From the entries that follow, pick out all lines holding "JSON".

►

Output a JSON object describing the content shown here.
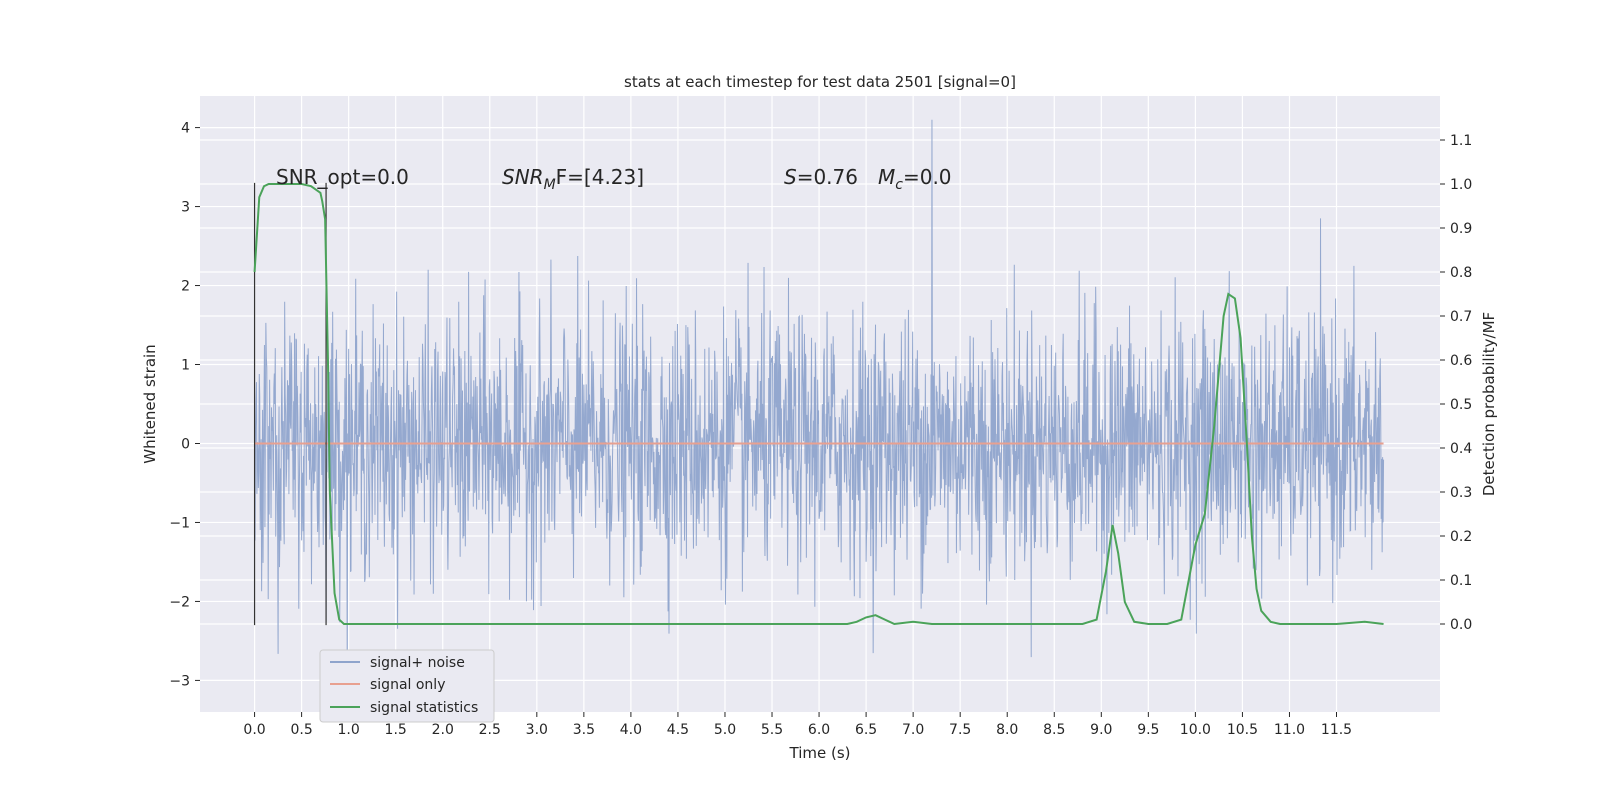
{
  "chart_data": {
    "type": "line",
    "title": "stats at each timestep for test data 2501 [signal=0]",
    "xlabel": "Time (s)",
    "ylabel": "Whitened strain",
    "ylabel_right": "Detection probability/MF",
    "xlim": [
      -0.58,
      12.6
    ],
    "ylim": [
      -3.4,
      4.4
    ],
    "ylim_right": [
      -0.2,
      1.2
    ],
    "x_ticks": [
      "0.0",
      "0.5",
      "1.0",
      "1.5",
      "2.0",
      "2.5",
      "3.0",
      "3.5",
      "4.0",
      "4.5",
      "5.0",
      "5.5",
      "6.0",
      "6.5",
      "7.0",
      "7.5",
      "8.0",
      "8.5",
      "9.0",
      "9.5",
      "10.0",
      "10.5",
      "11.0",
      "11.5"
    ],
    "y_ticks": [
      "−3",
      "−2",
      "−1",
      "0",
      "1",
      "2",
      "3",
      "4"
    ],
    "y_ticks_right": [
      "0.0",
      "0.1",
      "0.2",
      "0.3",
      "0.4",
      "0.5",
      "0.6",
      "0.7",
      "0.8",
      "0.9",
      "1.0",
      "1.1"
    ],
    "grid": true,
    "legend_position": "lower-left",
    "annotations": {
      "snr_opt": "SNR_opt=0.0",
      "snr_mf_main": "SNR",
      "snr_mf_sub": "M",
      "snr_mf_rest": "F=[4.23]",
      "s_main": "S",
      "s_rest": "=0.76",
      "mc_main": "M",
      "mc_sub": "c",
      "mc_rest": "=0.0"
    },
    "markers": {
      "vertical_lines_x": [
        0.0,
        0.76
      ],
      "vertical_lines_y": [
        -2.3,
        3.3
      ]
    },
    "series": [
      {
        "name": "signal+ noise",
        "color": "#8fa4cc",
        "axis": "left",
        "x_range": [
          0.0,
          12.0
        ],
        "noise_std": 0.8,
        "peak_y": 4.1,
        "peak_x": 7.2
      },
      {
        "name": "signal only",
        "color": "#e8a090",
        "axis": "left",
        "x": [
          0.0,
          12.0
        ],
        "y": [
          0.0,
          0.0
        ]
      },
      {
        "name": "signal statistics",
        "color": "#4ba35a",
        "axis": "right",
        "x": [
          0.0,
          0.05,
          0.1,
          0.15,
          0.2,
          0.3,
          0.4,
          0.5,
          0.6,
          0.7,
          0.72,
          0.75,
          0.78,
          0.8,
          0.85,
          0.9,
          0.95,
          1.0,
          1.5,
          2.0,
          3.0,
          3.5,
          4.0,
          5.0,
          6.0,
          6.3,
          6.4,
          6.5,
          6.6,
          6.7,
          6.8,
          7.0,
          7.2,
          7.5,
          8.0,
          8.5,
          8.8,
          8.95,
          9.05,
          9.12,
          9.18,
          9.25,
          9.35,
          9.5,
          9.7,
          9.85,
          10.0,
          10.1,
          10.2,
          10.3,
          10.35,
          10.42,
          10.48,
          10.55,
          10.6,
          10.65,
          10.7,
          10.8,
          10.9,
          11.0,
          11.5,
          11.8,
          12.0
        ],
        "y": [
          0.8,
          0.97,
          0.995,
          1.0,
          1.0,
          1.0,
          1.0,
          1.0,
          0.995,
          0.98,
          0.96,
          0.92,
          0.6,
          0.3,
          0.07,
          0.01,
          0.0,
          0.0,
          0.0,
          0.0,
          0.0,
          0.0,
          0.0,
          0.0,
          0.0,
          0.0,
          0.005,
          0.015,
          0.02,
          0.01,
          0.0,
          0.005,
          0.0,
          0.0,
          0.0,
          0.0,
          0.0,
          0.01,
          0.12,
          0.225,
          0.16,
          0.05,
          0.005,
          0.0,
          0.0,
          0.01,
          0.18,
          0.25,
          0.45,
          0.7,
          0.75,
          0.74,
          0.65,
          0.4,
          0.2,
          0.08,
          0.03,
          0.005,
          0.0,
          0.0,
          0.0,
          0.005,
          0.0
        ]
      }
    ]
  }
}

◄
►

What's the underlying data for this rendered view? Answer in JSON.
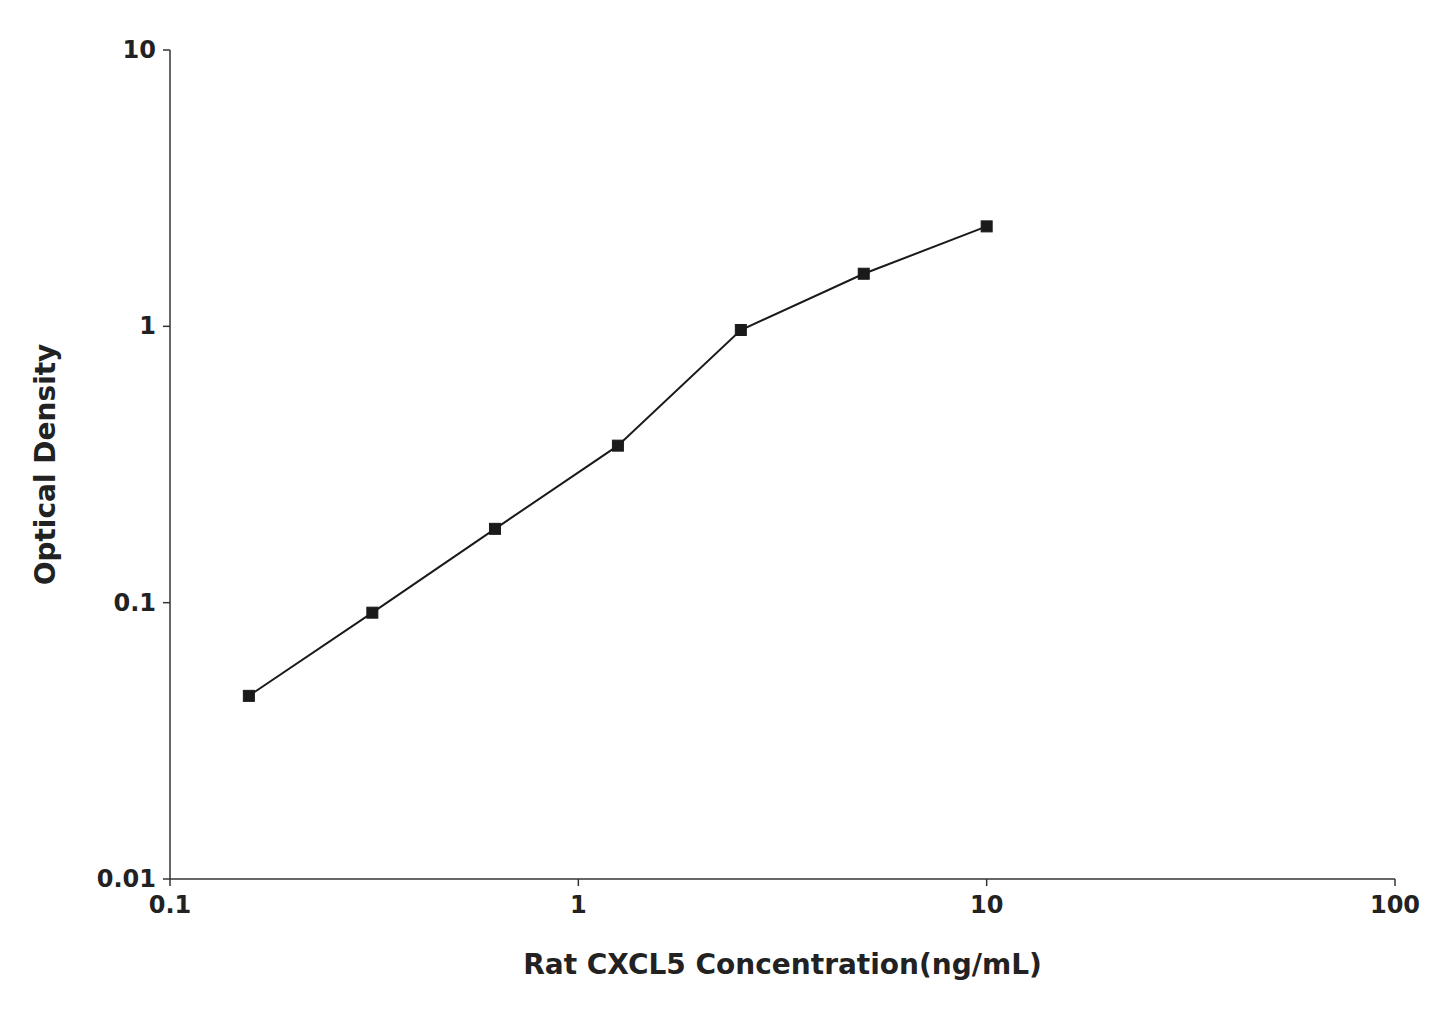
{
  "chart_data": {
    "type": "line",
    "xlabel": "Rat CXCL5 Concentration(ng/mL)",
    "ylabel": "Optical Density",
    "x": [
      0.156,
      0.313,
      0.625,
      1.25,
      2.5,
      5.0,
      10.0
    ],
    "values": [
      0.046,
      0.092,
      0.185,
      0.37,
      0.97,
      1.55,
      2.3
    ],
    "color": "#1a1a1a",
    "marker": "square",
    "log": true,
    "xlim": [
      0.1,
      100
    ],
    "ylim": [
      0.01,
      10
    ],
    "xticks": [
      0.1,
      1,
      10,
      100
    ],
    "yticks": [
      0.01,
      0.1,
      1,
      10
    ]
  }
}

◄

RESULT OF THIS TASK ▸
Output a JSON object describing the content shown here.
What's the underlying data for this rendered view? Answer in JSON.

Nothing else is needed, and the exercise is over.